(Stored entries)

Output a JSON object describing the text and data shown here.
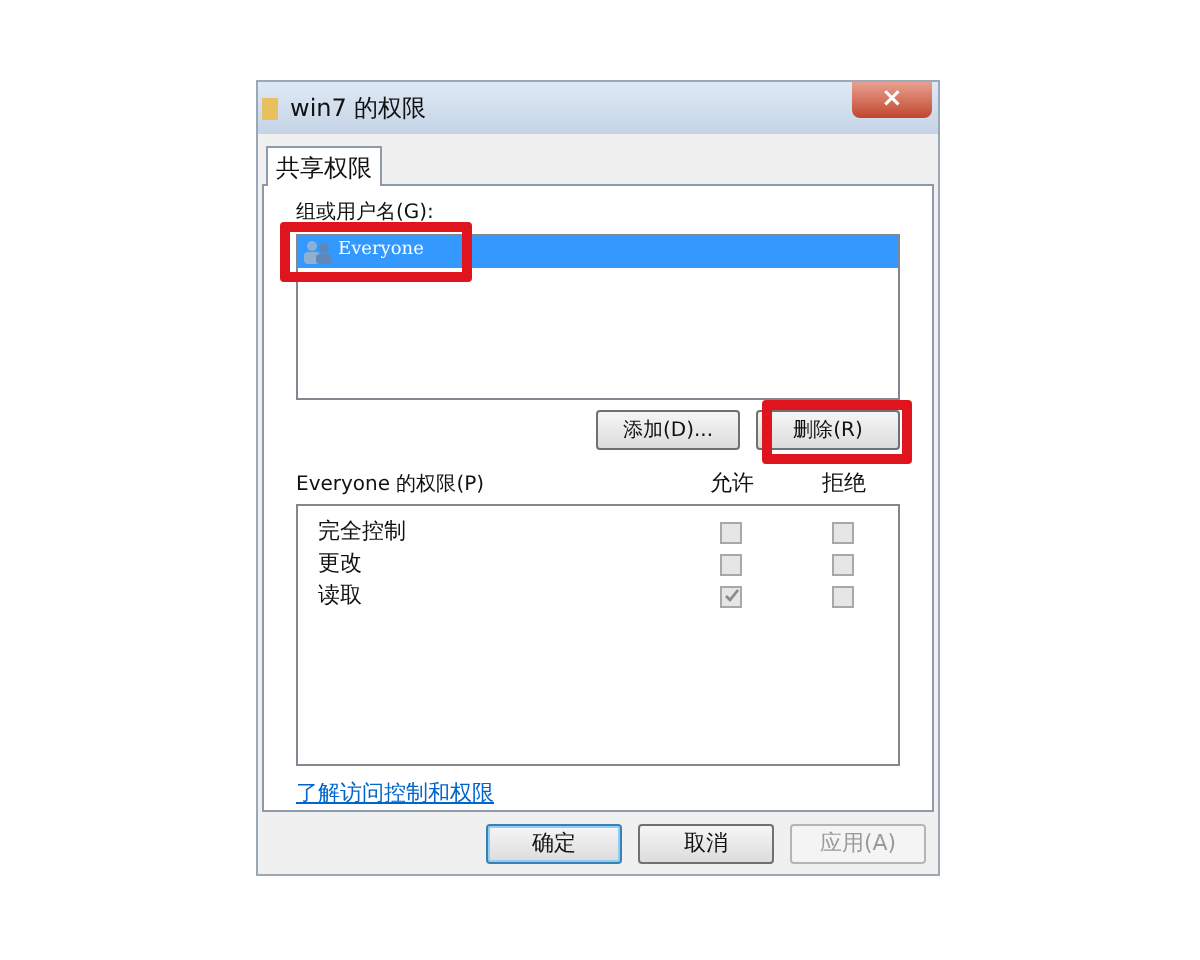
{
  "window": {
    "title": "win7 的权限",
    "close": "×"
  },
  "tabs": [
    {
      "label": "共享权限",
      "selected": true
    }
  ],
  "users": {
    "label": "组或用户名(G):",
    "items": [
      {
        "name": "Everyone",
        "selected": true
      }
    ],
    "buttons": [
      {
        "label": "添加(D)..."
      },
      {
        "label": "删除(R)"
      }
    ]
  },
  "permissions": {
    "label": "Everyone 的权限(P)",
    "columns": [
      "允许",
      "拒绝"
    ],
    "disabled": true,
    "rows": [
      {
        "name": "完全控制",
        "allow": false,
        "deny": false
      },
      {
        "name": "更改",
        "allow": false,
        "deny": false
      },
      {
        "name": "读取",
        "allow": true,
        "deny": false
      }
    ]
  },
  "link": "了解访问控制和权限",
  "buttons": [
    {
      "label": "确定",
      "disabled": false,
      "default": true
    },
    {
      "label": "取消",
      "disabled": false,
      "default": false
    },
    {
      "label": "应用(A)",
      "disabled": true,
      "default": false
    }
  ]
}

**TASK OBJECTIVE:**
Excluding the pictures, reproduce every entry exactly as given.

**RIGHT ANSWER:**
Output a JSON object describing the text and data shown here.
{
  "window": {
    "title": "win7 的权限",
    "close": "×"
  },
  "tabs": [
    {
      "label": "共享权限",
      "selected": true
    }
  ],
  "users": {
    "label": "组或用户名(G):",
    "items": [
      {
        "name": "Everyone",
        "selected": true
      }
    ],
    "buttons": [
      {
        "label": "添加(D)..."
      },
      {
        "label": "删除(R)"
      }
    ]
  },
  "permissions": {
    "label": "Everyone 的权限(P)",
    "columns": [
      "允许",
      "拒绝"
    ],
    "disabled": true,
    "rows": [
      {
        "name": "完全控制",
        "allow": false,
        "deny": false
      },
      {
        "name": "更改",
        "allow": false,
        "deny": false
      },
      {
        "name": "读取",
        "allow": true,
        "deny": false
      }
    ]
  },
  "link": "了解访问控制和权限",
  "buttons": [
    {
      "label": "确定",
      "disabled": false,
      "default": true
    },
    {
      "label": "取消",
      "disabled": false,
      "default": false
    },
    {
      "label": "应用(A)",
      "disabled": true,
      "default": false
    }
  ]
}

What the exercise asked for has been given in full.